## YOUR TASK
How many of the lines that follow contain the word "consumers"? Give only the number.

Rows from a dataset:
- - - - -

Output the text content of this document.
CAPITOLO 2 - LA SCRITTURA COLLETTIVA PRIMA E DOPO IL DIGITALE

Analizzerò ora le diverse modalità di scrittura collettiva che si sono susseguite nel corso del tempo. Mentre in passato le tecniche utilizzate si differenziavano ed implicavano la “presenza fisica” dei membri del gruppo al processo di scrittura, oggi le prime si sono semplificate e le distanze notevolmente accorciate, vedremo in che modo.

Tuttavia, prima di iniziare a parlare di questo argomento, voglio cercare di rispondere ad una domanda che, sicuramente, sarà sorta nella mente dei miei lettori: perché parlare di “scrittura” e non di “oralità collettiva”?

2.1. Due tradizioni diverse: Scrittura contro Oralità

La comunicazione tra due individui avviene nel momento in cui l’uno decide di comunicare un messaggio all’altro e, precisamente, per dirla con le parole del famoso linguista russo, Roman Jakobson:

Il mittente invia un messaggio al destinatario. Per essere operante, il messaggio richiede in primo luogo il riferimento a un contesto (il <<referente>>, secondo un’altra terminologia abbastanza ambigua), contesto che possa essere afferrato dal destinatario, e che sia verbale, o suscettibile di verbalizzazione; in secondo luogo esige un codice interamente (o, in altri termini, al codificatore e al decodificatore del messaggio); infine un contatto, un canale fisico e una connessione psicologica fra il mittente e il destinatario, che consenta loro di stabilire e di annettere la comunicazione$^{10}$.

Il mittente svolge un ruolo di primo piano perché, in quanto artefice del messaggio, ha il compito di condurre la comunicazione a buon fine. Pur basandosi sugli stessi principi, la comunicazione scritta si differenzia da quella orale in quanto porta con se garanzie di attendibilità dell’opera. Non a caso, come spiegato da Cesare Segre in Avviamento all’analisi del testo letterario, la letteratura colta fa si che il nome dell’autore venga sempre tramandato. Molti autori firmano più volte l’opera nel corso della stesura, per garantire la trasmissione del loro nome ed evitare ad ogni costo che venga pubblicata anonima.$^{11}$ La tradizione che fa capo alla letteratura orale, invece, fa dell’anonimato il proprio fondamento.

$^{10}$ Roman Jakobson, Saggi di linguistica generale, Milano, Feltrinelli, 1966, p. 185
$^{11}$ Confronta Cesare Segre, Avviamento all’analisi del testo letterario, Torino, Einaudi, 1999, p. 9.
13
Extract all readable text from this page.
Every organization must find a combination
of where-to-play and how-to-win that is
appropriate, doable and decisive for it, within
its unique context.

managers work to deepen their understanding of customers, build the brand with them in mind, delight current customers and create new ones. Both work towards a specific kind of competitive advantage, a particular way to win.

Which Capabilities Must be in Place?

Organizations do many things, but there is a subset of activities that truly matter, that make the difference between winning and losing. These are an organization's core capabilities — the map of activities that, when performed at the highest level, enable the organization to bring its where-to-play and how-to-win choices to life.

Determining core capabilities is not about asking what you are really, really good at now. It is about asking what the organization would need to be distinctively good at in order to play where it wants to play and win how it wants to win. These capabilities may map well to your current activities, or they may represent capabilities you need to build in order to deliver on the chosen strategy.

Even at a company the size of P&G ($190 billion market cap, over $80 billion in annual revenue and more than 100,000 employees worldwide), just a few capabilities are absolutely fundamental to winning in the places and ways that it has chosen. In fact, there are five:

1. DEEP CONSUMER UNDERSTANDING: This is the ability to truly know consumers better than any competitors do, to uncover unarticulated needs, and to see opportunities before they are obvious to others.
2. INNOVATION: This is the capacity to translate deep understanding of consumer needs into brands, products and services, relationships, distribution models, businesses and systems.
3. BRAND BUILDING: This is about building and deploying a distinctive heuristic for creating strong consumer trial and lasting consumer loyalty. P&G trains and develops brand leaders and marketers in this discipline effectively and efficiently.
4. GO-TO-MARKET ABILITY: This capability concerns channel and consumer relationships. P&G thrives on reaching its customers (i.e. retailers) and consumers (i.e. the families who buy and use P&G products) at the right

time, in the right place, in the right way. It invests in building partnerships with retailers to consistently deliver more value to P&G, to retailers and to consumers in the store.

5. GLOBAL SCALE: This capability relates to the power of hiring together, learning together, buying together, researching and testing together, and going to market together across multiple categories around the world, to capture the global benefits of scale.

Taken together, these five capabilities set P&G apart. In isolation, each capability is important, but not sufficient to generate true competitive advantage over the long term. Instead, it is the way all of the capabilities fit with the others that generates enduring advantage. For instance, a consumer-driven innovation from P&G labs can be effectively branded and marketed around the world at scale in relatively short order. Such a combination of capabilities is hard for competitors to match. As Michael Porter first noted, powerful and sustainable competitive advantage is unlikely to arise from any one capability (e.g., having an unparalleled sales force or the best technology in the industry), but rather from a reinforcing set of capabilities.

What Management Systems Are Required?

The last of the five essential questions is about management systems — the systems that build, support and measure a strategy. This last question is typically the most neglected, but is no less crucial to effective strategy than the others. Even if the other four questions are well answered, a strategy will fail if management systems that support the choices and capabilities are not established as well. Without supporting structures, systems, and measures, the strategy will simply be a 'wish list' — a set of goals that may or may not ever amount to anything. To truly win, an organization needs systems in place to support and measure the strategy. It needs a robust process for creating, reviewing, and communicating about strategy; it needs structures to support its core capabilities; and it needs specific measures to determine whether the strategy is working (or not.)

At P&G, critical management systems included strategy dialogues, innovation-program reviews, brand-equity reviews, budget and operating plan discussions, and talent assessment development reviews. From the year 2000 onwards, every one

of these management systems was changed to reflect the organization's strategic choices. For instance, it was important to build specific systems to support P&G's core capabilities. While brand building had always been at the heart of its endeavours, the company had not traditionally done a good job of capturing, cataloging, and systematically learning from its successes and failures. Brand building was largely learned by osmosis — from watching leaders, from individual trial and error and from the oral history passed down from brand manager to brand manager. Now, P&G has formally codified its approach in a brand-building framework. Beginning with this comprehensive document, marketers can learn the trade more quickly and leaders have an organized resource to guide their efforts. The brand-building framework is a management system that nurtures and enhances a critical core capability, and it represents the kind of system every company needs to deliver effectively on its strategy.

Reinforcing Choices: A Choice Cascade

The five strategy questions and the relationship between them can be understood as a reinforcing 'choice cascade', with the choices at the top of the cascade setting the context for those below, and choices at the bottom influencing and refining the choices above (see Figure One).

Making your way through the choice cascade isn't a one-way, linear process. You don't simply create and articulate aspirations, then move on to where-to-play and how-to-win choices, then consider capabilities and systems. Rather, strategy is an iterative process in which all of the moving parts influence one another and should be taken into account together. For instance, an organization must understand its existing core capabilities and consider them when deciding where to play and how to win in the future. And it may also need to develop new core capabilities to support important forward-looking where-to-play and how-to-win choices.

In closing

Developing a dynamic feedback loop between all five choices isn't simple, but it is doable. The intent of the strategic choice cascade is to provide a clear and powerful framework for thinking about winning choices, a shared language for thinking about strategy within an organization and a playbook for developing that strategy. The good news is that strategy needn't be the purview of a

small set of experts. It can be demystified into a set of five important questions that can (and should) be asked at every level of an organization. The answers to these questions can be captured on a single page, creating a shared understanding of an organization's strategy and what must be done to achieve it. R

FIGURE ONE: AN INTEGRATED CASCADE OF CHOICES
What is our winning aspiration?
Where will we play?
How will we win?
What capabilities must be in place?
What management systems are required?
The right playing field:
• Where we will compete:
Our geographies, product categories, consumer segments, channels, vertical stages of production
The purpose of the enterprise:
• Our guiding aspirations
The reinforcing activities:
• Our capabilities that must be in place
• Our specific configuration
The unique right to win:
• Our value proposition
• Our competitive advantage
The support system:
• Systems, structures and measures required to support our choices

- - - - -

## EXERCISE RESULT
3